↓

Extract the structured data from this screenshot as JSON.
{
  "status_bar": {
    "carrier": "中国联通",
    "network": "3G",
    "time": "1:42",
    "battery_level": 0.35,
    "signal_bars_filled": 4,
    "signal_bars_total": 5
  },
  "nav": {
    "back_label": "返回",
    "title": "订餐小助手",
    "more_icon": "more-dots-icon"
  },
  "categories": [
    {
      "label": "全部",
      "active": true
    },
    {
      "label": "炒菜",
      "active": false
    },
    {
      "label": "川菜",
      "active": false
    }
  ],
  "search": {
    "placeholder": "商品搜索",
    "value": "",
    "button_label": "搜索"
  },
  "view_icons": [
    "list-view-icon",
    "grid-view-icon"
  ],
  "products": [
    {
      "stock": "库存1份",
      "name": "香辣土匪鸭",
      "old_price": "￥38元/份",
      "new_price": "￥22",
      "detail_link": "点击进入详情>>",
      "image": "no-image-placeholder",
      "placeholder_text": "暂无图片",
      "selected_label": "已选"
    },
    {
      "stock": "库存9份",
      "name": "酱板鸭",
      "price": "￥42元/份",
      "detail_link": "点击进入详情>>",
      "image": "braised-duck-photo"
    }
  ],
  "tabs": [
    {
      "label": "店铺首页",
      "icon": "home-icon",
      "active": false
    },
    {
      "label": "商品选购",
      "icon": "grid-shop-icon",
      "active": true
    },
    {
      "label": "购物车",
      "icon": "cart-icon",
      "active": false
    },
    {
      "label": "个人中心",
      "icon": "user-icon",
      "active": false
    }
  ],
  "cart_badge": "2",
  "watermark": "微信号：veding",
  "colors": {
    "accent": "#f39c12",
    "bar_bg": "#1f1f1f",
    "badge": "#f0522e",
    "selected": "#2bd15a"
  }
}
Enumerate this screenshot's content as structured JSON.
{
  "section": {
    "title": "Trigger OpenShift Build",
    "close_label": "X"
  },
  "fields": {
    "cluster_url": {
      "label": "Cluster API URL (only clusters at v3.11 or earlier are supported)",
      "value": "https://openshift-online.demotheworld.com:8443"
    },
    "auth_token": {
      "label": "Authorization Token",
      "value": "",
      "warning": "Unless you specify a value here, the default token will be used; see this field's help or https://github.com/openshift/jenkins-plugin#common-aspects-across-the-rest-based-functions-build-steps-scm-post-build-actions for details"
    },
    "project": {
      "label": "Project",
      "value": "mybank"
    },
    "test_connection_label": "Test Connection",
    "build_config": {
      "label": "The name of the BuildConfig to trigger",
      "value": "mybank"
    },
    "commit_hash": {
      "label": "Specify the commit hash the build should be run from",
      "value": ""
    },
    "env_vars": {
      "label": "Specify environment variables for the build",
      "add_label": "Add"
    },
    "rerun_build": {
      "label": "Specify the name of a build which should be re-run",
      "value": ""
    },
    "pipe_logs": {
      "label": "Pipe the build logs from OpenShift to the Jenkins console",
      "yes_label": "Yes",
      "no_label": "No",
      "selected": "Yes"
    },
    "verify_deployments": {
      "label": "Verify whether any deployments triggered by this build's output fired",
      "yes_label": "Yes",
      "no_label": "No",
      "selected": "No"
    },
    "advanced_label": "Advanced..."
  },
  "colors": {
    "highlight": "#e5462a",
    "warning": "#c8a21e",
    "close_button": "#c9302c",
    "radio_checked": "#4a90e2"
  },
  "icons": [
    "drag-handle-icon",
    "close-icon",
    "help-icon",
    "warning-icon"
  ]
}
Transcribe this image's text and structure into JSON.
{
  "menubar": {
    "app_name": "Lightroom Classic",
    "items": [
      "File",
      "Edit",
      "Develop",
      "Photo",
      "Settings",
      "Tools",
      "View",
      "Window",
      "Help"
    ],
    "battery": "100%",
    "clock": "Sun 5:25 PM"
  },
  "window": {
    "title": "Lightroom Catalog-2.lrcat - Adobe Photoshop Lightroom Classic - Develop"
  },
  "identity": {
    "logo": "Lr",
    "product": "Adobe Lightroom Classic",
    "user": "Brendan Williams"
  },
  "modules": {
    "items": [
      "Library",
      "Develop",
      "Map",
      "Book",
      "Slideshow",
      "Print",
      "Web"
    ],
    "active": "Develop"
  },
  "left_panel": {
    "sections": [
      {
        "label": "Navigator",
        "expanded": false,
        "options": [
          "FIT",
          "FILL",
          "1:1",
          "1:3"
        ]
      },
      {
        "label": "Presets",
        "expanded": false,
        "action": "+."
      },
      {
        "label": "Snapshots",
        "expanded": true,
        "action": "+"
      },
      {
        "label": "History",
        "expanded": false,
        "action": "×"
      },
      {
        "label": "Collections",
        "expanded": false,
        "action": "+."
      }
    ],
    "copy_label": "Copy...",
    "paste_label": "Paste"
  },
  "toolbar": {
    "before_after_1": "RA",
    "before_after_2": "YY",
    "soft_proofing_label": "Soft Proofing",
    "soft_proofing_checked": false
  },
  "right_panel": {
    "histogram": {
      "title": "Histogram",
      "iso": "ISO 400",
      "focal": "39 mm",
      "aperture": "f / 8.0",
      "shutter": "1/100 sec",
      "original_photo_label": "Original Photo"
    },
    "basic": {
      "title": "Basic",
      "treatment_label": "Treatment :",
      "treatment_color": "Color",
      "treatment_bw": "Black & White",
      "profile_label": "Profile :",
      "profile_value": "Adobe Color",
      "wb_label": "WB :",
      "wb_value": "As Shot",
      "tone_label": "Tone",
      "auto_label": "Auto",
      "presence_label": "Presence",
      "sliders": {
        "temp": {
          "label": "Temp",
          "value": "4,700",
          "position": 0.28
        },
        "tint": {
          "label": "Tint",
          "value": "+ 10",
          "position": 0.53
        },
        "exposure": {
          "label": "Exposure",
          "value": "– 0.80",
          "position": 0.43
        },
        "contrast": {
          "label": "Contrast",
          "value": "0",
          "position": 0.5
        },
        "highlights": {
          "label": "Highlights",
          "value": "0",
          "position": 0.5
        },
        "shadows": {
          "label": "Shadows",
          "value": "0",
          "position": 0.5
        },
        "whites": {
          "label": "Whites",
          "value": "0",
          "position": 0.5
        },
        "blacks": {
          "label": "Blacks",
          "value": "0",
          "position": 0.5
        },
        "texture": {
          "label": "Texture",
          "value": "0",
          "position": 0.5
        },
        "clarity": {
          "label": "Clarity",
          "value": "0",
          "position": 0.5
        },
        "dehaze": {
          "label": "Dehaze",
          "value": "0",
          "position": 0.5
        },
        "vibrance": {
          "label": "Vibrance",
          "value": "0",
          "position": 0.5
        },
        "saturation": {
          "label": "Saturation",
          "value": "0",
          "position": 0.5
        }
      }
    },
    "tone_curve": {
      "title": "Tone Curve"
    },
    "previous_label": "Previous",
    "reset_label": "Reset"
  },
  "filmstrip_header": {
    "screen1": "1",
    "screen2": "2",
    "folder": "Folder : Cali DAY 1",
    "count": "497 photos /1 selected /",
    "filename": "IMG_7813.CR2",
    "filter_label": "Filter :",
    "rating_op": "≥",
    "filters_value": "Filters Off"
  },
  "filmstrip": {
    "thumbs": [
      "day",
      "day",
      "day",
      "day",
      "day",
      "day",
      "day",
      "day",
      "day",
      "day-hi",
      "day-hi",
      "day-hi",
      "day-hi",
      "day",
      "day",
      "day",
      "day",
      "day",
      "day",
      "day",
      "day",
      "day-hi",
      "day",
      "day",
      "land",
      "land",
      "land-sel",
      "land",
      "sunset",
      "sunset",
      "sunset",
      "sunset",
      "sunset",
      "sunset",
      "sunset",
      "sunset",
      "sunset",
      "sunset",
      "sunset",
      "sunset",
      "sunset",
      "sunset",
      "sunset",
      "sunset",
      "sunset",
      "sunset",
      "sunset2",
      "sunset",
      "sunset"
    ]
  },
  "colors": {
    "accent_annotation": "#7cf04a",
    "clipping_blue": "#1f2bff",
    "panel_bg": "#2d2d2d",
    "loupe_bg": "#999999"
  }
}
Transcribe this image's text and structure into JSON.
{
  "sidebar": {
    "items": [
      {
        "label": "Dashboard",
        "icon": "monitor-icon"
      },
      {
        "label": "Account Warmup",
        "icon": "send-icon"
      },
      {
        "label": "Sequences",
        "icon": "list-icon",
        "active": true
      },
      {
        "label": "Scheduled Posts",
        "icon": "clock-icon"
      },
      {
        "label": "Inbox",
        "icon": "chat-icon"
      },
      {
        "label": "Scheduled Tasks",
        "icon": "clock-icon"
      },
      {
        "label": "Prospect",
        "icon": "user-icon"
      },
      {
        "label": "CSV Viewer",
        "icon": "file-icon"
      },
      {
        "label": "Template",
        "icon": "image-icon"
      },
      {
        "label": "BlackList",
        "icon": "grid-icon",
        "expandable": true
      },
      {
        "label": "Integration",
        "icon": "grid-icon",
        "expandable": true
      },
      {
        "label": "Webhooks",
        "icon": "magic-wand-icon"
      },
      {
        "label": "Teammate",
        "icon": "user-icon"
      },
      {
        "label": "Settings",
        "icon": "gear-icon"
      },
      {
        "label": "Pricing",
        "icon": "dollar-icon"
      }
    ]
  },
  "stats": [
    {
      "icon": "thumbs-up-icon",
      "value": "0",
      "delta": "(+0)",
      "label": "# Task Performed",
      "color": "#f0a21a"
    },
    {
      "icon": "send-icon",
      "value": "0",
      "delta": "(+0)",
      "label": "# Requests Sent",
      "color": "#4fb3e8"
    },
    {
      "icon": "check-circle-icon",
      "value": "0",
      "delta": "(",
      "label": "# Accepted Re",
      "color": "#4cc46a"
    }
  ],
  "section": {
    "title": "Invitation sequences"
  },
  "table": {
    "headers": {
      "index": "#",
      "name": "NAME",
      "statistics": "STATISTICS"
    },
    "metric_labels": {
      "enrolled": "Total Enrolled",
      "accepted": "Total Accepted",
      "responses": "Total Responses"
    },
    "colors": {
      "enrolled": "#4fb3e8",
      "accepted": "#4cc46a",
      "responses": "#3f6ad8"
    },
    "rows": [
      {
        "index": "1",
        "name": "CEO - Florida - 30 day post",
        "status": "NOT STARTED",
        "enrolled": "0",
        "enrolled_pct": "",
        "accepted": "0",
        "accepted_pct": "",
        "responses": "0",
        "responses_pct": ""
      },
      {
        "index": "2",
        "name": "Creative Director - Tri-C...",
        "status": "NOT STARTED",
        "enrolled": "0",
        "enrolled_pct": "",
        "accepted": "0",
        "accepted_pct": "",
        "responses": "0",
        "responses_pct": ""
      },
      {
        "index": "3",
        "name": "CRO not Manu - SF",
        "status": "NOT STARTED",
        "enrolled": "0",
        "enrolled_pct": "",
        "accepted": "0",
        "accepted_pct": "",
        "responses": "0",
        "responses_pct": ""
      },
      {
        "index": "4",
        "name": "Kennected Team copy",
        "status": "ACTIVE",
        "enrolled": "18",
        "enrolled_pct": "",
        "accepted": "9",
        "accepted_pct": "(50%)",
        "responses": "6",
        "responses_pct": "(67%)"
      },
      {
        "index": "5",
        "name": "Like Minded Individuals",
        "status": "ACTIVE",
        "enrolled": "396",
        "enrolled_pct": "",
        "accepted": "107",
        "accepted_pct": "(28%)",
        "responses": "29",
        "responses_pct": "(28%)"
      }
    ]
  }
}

↑

WHAT THE TASK REQUIRES: Check each line above for the word "Scheduled", and copy the lines where it appears.

OUTPUT FOR THIS EXERCISE:
        "label": "Scheduled Posts",
        "label": "Scheduled Tasks",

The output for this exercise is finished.